[A run of records]
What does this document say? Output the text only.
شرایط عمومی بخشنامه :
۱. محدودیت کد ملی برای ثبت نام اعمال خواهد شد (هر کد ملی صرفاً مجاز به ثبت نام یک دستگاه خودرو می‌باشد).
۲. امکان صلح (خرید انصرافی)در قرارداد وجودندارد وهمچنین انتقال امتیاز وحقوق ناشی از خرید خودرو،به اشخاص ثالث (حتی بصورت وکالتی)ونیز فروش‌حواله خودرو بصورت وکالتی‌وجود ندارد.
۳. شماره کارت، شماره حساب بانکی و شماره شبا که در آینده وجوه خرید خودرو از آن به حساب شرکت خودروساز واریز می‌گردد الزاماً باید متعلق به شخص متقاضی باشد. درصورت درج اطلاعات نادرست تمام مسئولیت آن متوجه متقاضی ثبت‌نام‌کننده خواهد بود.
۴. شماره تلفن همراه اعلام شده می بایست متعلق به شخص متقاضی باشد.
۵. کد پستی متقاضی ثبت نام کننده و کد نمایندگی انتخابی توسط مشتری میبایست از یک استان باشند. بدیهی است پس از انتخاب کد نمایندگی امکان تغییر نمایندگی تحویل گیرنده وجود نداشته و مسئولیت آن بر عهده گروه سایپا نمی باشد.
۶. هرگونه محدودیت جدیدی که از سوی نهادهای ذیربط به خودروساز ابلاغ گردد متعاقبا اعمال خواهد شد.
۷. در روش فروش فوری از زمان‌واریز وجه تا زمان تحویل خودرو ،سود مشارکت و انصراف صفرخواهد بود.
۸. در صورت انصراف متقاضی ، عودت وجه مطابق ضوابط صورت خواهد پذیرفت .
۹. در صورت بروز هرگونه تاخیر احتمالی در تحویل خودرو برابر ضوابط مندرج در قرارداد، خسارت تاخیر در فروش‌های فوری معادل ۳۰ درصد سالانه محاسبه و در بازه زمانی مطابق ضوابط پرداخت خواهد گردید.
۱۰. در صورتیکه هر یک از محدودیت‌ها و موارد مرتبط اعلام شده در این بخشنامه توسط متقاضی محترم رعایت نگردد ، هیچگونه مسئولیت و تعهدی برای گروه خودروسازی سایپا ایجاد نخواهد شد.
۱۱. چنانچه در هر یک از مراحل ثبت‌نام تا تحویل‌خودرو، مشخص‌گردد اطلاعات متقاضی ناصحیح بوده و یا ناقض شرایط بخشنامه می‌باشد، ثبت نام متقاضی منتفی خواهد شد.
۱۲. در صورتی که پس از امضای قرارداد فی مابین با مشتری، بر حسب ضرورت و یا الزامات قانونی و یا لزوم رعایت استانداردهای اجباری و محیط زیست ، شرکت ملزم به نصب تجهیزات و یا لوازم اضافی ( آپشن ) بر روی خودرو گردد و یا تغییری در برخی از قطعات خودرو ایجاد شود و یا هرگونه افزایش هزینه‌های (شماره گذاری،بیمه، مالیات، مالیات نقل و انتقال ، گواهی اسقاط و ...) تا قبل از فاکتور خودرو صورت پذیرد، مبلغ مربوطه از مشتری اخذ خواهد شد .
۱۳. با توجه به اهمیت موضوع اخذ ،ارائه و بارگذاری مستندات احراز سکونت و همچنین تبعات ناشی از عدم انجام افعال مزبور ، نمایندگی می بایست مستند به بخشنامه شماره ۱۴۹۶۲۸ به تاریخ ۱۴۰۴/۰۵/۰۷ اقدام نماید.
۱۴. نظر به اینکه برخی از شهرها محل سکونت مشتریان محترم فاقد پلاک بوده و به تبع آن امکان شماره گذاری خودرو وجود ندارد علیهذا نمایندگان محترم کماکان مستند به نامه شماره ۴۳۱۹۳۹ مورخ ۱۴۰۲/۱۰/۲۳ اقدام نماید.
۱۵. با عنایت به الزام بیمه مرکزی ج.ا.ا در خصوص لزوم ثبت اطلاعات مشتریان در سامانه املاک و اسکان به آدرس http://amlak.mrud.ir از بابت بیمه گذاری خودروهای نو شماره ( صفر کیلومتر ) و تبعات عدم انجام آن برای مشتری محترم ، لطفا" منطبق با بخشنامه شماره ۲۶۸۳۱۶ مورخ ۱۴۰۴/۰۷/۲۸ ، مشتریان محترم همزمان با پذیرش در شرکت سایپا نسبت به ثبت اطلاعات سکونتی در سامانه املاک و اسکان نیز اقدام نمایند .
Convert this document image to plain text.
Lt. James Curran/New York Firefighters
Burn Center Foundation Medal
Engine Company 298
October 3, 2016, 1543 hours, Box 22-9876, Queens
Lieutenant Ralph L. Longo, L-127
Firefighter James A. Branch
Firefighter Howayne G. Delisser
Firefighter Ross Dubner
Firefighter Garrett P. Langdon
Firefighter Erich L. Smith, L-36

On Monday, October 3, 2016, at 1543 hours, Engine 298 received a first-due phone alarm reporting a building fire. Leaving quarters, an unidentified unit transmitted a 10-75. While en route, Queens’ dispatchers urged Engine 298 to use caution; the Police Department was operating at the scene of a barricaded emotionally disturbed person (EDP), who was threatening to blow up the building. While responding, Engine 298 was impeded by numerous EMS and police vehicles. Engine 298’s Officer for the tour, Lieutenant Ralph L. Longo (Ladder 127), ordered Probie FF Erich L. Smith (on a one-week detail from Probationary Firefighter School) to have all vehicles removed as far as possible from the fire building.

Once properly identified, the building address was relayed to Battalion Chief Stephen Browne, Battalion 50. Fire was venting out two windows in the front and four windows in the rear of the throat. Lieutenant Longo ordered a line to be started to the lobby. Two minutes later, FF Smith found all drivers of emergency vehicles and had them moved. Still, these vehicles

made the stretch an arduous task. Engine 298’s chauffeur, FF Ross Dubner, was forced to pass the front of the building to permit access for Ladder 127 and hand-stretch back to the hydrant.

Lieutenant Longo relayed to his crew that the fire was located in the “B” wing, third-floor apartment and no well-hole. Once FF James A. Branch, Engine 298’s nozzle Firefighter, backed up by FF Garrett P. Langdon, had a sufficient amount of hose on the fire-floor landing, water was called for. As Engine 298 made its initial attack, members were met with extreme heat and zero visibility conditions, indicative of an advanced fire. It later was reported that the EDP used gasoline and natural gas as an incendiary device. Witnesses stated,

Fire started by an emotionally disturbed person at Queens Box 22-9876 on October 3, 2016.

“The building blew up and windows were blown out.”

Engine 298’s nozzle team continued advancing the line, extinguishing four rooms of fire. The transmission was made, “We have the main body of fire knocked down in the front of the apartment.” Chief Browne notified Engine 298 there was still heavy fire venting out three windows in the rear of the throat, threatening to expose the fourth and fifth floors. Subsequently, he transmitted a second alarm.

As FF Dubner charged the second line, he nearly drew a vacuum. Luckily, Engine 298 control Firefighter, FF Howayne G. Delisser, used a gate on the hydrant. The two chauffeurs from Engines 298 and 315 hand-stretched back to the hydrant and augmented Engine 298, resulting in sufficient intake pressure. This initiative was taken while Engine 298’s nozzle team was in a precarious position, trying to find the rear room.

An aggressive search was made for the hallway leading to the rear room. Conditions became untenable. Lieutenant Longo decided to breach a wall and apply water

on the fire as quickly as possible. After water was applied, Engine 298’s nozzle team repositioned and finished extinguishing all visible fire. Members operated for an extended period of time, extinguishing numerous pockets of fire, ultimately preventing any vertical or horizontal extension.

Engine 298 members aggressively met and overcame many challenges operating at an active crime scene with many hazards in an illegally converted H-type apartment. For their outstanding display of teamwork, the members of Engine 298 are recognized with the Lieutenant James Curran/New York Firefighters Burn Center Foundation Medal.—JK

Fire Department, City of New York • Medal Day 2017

• **Exercise aim**
Copy the material above back out, exactly as written.

• **Correct answer**
What does this document say? Output the text only.
شرایط عمومی بخشنامه :
۱. محدودیت کد ملی برای ثبت نام اعمال خواهد شد (هر کد ملی صرفاً مجاز به ثبت نام یک دستگاه خودرو می‌باشد).
۲. امکان صلح (خرید انصرافی)در قرارداد وجودندارد وهمچنین انتقال امتیاز وحقوق ناشی از خرید خودرو،به اشخاص ثالث (حتی بصورت وکالتی)ونیز فروش‌حواله خودرو بصورت وکالتی‌وجود ندارد.
۳. شماره کارت، شماره حساب بانکی و شماره شبا که در آینده وجوه خرید خودرو از آن به حساب شرکت خودروساز واریز می‌گردد الزاماً باید متعلق به شخص متقاضی باشد. درصورت درج اطلاعات نادرست تمام مسئولیت آن متوجه متقاضی ثبت‌نام‌کننده خواهد بود.
۴. شماره تلفن همراه اعلام شده می بایست متعلق به شخص متقاضی باشد.
۵. کد پستی متقاضی ثبت نام کننده و کد نمایندگی انتخابی توسط مشتری میبایست از یک استان باشند. بدیهی است پس از انتخاب کد نمایندگی امکان تغییر نمایندگی تحویل گیرنده وجود نداشته و مسئولیت آن بر عهده گروه سایپا نمی باشد.
۶. هرگونه محدودیت جدیدی که از سوی نهادهای ذیربط به خودروساز ابلاغ گردد متعاقبا اعمال خواهد شد.
۷. در روش فروش فوری از زمان‌واریز وجه تا زمان تحویل خودرو ،سود مشارکت و انصراف صفرخواهد بود.
۸. در صورت انصراف متقاضی ، عودت وجه مطابق ضوابط صورت خواهد پذیرفت .
۹. در صورت بروز هرگونه تاخیر احتمالی در تحویل خودرو برابر ضوابط مندرج در قرارداد، خسارت تاخیر در فروش‌های فوری معادل ۳۰ درصد سالانه محاسبه و در بازه زمانی مطابق ضوابط پرداخت خواهد گردید.
۱۰. در صورتیکه هر یک از محدودیت‌ها و موارد مرتبط اعلام شده در این بخشنامه توسط متقاضی محترم رعایت نگردد ، هیچگونه مسئولیت و تعهدی برای گروه خودروسازی سایپا ایجاد نخواهد شد.
۱۱. چنانچه در هر یک از مراحل ثبت‌نام تا تحویل‌خودرو، مشخص‌گردد اطلاعات متقاضی ناصحیح بوده و یا ناقض شرایط بخشنامه می‌باشد، ثبت نام متقاضی منتفی خواهد شد.
۱۲. در صورتی که پس از امضای قرارداد فی مابین با مشتری، بر حسب ضرورت و یا الزامات قانونی و یا لزوم رعایت استانداردهای اجباری و محیط زیست ، شرکت ملزم به نصب تجهیزات و یا لوازم اضافی ( آپشن ) بر روی خودرو گردد و یا تغییری در برخی از قطعات خودرو ایجاد شود و یا هرگونه افزایش هزینه‌های (شماره گذاری،بیمه، مالیات، مالیات نقل و انتقال ، گواهی اسقاط و ...) تا قبل از فاکتور خودرو صورت پذیرد، مبلغ مربوطه از مشتری اخذ خواهد شد .
۱۳. با توجه به اهمیت موضوع اخذ ،ارائه و بارگذاری مستندات احراز سکونت و همچنین تبعات ناشی از عدم انجام افعال مزبور ، نمایندگی می بایست مستند به بخشنامه شماره ۱۴۹۶۲۸ به تاریخ ۱۴۰۴/۰۵/۰۷ اقدام نماید.
۱۴. نظر به اینکه برخی از شهرها محل سکونت مشتریان محترم فاقد پلاک بوده و به تبع آن امکان شماره گذاری خودرو وجود ندارد علیهذا نمایندگان محترم کماکان مستند به نامه شماره ۴۳۱۹۳۹ مورخ ۱۴۰۲/۱۰/۲۳ اقدام نماید.
۱۵. با عنایت به الزام بیمه مرکزی ج.ا.ا در خصوص لزوم ثبت اطلاعات مشتریان در سامانه املاک و اسکان به آدرس http://amlak.mrud.ir از بابت بیمه گذاری خودروهای نو شماره ( صفر کیلومتر ) و تبعات عدم انجام آن برای مشتری محترم ، لطفا" منطبق با بخشنامه شماره ۲۶۸۳۱۶ مورخ ۱۴۰۴/۰۷/۲۸ ، مشتریان محترم همزمان با پذیرش در شرکت سایپا نسبت به ثبت اطلاعات سکونتی در سامانه املاک و اسکان نیز اقدام نمایند .
Convert this document image to plain text.
Lt. James Curran/New York Firefighters
Burn Center Foundation Medal
Engine Company 298
October 3, 2016, 1543 hours, Box 22-9876, Queens
Lieutenant Ralph L. Longo, L-127
Firefighter James A. Branch
Firefighter Howayne G. Delisser
Firefighter Ross Dubner
Firefighter Garrett P. Langdon
Firefighter Erich L. Smith, L-36

On Monday, October 3, 2016, at 1543 hours, Engine 298 received a first-due phone alarm reporting a building fire. Leaving quarters, an unidentified unit transmitted a 10-75. While en route, Queens’ dispatchers urged Engine 298 to use caution; the Police Department was operating at the scene of a barricaded emotionally disturbed person (EDP), who was threatening to blow up the building. While responding, Engine 298 was impeded by numerous EMS and police vehicles. Engine 298’s Officer for the tour, Lieutenant Ralph L. Longo (Ladder 127), ordered Probie FF Erich L. Smith (on a one-week detail from Probationary Firefighter School) to have all vehicles removed as far as possible from the fire building.

Once properly identified, the building address was relayed to Battalion Chief Stephen Browne, Battalion 50. Fire was venting out two windows in the front and four windows in the rear of the throat. Lieutenant Longo ordered a line to be started to the lobby. Two minutes later, FF Smith found all drivers of emergency vehicles and had them moved. Still, these vehicles

made the stretch an arduous task. Engine 298’s chauffeur, FF Ross Dubner, was forced to pass the front of the building to permit access for Ladder 127 and hand-stretch back to the hydrant.

Lieutenant Longo relayed to his crew that the fire was located in the “B” wing, third-floor apartment and no well-hole. Once FF James A. Branch, Engine 298’s nozzle Firefighter, backed up by FF Garrett P. Langdon, had a sufficient amount of hose on the fire-floor landing, water was called for. As Engine 298 made its initial attack, members were met with extreme heat and zero visibility conditions, indicative of an advanced fire. It later was reported that the EDP used gasoline and natural gas as an incendiary device. Witnesses stated,

Fire started by an emotionally disturbed person at Queens Box 22-9876 on October 3, 2016.

“The building blew up and windows were blown out.”

Engine 298’s nozzle team continued advancing the line, extinguishing four rooms of fire. The transmission was made, “We have the main body of fire knocked down in the front of the apartment.” Chief Browne notified Engine 298 there was still heavy fire venting out three windows in the rear of the throat, threatening to expose the fourth and fifth floors. Subsequently, he transmitted a second alarm.

As FF Dubner charged the second line, he nearly drew a vacuum. Luckily, Engine 298 control Firefighter, FF Howayne G. Delisser, used a gate on the hydrant. The two chauffeurs from Engines 298 and 315 hand-stretched back to the hydrant and augmented Engine 298, resulting in sufficient intake pressure. This initiative was taken while Engine 298’s nozzle team was in a precarious position, trying to find the rear room.

An aggressive search was made for the hallway leading to the rear room. Conditions became untenable. Lieutenant Longo decided to breach a wall and apply water

on the fire as quickly as possible. After water was applied, Engine 298’s nozzle team repositioned and finished extinguishing all visible fire. Members operated for an extended period of time, extinguishing numerous pockets of fire, ultimately preventing any vertical or horizontal extension.

Engine 298 members aggressively met and overcame many challenges operating at an active crime scene with many hazards in an illegally converted H-type apartment. For their outstanding display of teamwork, the members of Engine 298 are recognized with the Lieutenant James Curran/New York Firefighters Burn Center Foundation Medal.—JK

Fire Department, City of New York • Medal Day 2017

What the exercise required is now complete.